__Exercise__:
In the entries below, some lines contain "name"; work out how many and answer with the figure only.

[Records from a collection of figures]
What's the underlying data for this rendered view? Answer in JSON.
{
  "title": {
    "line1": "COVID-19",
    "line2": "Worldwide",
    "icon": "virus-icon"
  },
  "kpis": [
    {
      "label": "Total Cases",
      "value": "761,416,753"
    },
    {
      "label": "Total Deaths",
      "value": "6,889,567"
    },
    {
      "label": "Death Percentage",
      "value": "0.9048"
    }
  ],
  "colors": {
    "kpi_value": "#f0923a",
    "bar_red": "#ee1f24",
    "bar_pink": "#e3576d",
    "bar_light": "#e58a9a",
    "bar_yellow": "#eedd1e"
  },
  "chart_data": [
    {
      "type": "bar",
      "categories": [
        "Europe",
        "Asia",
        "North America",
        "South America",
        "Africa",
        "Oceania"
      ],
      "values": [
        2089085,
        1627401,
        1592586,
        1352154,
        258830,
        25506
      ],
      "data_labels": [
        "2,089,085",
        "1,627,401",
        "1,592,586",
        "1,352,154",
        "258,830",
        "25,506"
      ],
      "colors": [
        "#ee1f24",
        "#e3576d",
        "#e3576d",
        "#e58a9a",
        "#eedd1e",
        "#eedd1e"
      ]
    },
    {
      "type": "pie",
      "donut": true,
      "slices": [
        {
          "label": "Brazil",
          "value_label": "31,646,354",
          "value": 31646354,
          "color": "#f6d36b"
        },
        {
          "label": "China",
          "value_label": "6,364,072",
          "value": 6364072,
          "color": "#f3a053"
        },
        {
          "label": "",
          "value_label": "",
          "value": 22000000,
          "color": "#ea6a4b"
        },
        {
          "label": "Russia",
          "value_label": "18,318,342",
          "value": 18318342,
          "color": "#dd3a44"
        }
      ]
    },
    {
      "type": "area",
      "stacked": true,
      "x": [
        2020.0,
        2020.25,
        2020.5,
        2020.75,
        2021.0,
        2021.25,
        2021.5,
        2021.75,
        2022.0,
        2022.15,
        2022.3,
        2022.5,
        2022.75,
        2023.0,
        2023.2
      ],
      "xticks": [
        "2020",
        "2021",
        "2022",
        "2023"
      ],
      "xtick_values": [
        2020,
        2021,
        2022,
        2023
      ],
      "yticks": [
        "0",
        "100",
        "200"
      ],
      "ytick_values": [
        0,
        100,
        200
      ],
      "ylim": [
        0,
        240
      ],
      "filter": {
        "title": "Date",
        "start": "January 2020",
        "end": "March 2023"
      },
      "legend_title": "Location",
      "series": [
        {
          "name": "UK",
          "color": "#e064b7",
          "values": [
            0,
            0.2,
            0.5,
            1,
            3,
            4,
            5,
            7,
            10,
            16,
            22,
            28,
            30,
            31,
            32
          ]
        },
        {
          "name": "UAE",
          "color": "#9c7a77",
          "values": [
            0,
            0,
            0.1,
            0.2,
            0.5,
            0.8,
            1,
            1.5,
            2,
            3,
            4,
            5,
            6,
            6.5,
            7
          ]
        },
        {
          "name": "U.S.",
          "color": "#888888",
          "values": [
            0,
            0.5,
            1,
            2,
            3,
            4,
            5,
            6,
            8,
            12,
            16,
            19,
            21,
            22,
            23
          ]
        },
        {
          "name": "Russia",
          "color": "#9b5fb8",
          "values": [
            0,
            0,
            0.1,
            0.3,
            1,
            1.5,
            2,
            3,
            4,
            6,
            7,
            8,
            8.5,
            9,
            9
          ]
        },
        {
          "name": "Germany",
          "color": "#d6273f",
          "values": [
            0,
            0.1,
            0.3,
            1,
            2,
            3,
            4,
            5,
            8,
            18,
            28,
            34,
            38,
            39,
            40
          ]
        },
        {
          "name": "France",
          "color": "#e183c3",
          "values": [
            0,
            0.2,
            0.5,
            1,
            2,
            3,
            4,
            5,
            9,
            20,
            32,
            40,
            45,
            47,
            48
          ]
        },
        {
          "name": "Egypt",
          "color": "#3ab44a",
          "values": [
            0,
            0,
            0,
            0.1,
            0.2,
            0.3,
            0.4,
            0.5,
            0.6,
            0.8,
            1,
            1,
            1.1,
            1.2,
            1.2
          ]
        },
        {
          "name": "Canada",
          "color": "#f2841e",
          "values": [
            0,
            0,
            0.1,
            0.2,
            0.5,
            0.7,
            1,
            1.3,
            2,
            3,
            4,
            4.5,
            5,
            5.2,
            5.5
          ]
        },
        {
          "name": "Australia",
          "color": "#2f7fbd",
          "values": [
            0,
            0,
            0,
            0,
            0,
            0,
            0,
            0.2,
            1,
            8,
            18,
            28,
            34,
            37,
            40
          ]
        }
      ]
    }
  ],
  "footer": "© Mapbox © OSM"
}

__Result__:
9